--- Supplied material ---

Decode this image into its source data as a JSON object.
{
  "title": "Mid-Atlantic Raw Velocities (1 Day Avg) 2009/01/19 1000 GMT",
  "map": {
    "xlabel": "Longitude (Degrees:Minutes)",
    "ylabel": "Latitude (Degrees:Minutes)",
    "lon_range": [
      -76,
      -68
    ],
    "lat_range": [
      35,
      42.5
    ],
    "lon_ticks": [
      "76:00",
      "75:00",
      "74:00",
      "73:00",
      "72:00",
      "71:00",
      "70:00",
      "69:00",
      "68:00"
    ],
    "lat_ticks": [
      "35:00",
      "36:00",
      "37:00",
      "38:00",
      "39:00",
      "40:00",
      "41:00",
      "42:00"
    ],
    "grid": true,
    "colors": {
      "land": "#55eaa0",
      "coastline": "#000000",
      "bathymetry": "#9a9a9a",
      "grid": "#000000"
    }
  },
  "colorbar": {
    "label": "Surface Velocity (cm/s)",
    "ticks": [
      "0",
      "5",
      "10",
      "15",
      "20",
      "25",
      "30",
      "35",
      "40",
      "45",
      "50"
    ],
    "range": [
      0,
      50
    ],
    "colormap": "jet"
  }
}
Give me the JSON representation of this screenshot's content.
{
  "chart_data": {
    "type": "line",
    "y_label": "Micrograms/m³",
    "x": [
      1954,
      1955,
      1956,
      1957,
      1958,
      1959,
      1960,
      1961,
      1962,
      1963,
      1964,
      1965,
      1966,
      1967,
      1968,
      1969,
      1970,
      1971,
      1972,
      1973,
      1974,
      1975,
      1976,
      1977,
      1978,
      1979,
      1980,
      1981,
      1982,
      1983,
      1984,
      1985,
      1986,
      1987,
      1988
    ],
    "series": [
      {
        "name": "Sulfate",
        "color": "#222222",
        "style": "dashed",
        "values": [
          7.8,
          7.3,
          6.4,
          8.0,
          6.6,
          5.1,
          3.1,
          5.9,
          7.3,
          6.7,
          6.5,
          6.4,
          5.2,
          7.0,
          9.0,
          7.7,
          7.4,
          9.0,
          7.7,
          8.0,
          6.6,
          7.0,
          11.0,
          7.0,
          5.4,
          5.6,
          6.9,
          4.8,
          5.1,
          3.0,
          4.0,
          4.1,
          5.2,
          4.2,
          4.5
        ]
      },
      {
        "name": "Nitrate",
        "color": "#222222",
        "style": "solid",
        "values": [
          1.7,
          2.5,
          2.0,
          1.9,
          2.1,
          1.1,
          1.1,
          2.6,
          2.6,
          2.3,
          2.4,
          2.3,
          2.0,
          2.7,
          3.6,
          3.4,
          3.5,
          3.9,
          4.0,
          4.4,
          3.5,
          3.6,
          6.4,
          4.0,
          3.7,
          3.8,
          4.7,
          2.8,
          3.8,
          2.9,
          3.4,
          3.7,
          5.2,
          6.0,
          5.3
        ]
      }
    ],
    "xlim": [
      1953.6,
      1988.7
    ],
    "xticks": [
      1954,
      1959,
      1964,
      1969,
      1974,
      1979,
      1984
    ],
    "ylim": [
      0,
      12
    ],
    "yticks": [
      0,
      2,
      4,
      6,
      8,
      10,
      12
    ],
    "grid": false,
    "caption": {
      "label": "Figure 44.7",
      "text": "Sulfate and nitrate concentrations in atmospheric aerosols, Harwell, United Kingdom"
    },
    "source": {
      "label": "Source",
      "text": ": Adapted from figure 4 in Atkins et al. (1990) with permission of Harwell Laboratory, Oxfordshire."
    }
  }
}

---

• _Stated goal_: Set out the complete listing exactly as shown.

• _Solution for this task_:
Decode this image into its source data as a JSON object.
{
  "title": "Mid-Atlantic Raw Velocities (1 Day Avg) 2009/01/19 1000 GMT",
  "map": {
    "xlabel": "Longitude (Degrees:Minutes)",
    "ylabel": "Latitude (Degrees:Minutes)",
    "lon_range": [
      -76,
      -68
    ],
    "lat_range": [
      35,
      42.5
    ],
    "lon_ticks": [
      "76:00",
      "75:00",
      "74:00",
      "73:00",
      "72:00",
      "71:00",
      "70:00",
      "69:00",
      "68:00"
    ],
    "lat_ticks": [
      "35:00",
      "36:00",
      "37:00",
      "38:00",
      "39:00",
      "40:00",
      "41:00",
      "42:00"
    ],
    "grid": true,
    "colors": {
      "land": "#55eaa0",
      "coastline": "#000000",
      "bathymetry": "#9a9a9a",
      "grid": "#000000"
    }
  },
  "colorbar": {
    "label": "Surface Velocity (cm/s)",
    "ticks": [
      "0",
      "5",
      "10",
      "15",
      "20",
      "25",
      "30",
      "35",
      "40",
      "45",
      "50"
    ],
    "range": [
      0,
      50
    ],
    "colormap": "jet"
  }
}
Give me the JSON representation of this screenshot's content.
{
  "chart_data": {
    "type": "line",
    "y_label": "Micrograms/m³",
    "x": [
      1954,
      1955,
      1956,
      1957,
      1958,
      1959,
      1960,
      1961,
      1962,
      1963,
      1964,
      1965,
      1966,
      1967,
      1968,
      1969,
      1970,
      1971,
      1972,
      1973,
      1974,
      1975,
      1976,
      1977,
      1978,
      1979,
      1980,
      1981,
      1982,
      1983,
      1984,
      1985,
      1986,
      1987,
      1988
    ],
    "series": [
      {
        "name": "Sulfate",
        "color": "#222222",
        "style": "dashed",
        "values": [
          7.8,
          7.3,
          6.4,
          8.0,
          6.6,
          5.1,
          3.1,
          5.9,
          7.3,
          6.7,
          6.5,
          6.4,
          5.2,
          7.0,
          9.0,
          7.7,
          7.4,
          9.0,
          7.7,
          8.0,
          6.6,
          7.0,
          11.0,
          7.0,
          5.4,
          5.6,
          6.9,
          4.8,
          5.1,
          3.0,
          4.0,
          4.1,
          5.2,
          4.2,
          4.5
        ]
      },
      {
        "name": "Nitrate",
        "color": "#222222",
        "style": "solid",
        "values": [
          1.7,
          2.5,
          2.0,
          1.9,
          2.1,
          1.1,
          1.1,
          2.6,
          2.6,
          2.3,
          2.4,
          2.3,
          2.0,
          2.7,
          3.6,
          3.4,
          3.5,
          3.9,
          4.0,
          4.4,
          3.5,
          3.6,
          6.4,
          4.0,
          3.7,
          3.8,
          4.7,
          2.8,
          3.8,
          2.9,
          3.4,
          3.7,
          5.2,
          6.0,
          5.3
        ]
      }
    ],
    "xlim": [
      1953.6,
      1988.7
    ],
    "xticks": [
      1954,
      1959,
      1964,
      1969,
      1974,
      1979,
      1984
    ],
    "ylim": [
      0,
      12
    ],
    "yticks": [
      0,
      2,
      4,
      6,
      8,
      10,
      12
    ],
    "grid": false,
    "caption": {
      "label": "Figure 44.7",
      "text": "Sulfate and nitrate concentrations in atmospheric aerosols, Harwell, United Kingdom"
    },
    "source": {
      "label": "Source",
      "text": ": Adapted from figure 4 in Atkins et al. (1990) with permission of Harwell Laboratory, Oxfordshire."
    }
  }
}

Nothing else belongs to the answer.